-- begin ENTRIES SHOWN --

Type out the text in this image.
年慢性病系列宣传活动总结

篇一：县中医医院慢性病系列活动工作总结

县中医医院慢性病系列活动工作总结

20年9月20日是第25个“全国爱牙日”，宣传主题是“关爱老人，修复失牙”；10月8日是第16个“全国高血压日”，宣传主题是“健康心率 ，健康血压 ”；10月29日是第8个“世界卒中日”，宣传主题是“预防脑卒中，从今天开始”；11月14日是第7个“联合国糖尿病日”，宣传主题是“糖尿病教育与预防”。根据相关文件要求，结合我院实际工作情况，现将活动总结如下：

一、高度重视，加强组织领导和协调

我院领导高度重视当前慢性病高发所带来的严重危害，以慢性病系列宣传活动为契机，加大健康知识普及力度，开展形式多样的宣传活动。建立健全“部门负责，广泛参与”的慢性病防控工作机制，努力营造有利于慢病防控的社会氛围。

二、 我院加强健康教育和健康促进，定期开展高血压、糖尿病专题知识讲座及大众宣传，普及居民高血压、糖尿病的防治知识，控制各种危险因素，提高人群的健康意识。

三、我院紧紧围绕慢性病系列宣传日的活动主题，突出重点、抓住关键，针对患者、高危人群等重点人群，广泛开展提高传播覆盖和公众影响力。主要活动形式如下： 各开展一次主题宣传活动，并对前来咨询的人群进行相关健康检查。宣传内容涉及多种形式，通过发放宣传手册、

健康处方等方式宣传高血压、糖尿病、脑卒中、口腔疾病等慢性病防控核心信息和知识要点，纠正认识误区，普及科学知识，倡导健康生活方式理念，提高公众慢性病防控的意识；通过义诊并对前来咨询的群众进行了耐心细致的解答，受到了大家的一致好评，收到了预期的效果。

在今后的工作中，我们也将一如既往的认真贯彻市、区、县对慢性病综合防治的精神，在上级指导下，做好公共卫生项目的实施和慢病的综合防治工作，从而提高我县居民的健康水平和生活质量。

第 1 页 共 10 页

-- end ENTRIES SHOWN --

◆ **WORK REQUIRED**: The records above are to be copied in full, exactly as written.

◆ **WRITTEN ANSWER**:
Type out the text in this image.
年慢性病系列宣传活动总结

篇一：县中医医院慢性病系列活动工作总结

县中医医院慢性病系列活动工作总结

20年9月20日是第25个“全国爱牙日”，宣传主题是“关爱老人，修复失牙”；10月8日是第16个“全国高血压日”，宣传主题是“健康心率 ，健康血压 ”；10月29日是第8个“世界卒中日”，宣传主题是“预防脑卒中，从今天开始”；11月14日是第7个“联合国糖尿病日”，宣传主题是“糖尿病教育与预防”。根据相关文件要求，结合我院实际工作情况，现将活动总结如下：

一、高度重视，加强组织领导和协调

我院领导高度重视当前慢性病高发所带来的严重危害，以慢性病系列宣传活动为契机，加大健康知识普及力度，开展形式多样的宣传活动。建立健全“部门负责，广泛参与”的慢性病防控工作机制，努力营造有利于慢病防控的社会氛围。

二、 我院加强健康教育和健康促进，定期开展高血压、糖尿病专题知识讲座及大众宣传，普及居民高血压、糖尿病的防治知识，控制各种危险因素，提高人群的健康意识。

三、我院紧紧围绕慢性病系列宣传日的活动主题，突出重点、抓住关键，针对患者、高危人群等重点人群，广泛开展提高传播覆盖和公众影响力。主要活动形式如下： 各开展一次主题宣传活动，并对前来咨询的人群进行相关健康检查。宣传内容涉及多种形式，通过发放宣传手册、

健康处方等方式宣传高血压、糖尿病、脑卒中、口腔疾病等慢性病防控核心信息和知识要点，纠正认识误区，普及科学知识，倡导健康生活方式理念，提高公众慢性病防控的意识；通过义诊并对前来咨询的群众进行了耐心细致的解答，受到了大家的一致好评，收到了预期的效果。

在今后的工作中，我们也将一如既往的认真贯彻市、区、县对慢性病综合防治的精神，在上级指导下，做好公共卫生项目的实施和慢病的综合防治工作，从而提高我县居民的健康水平和生活质量。

第 1 页 共 10 页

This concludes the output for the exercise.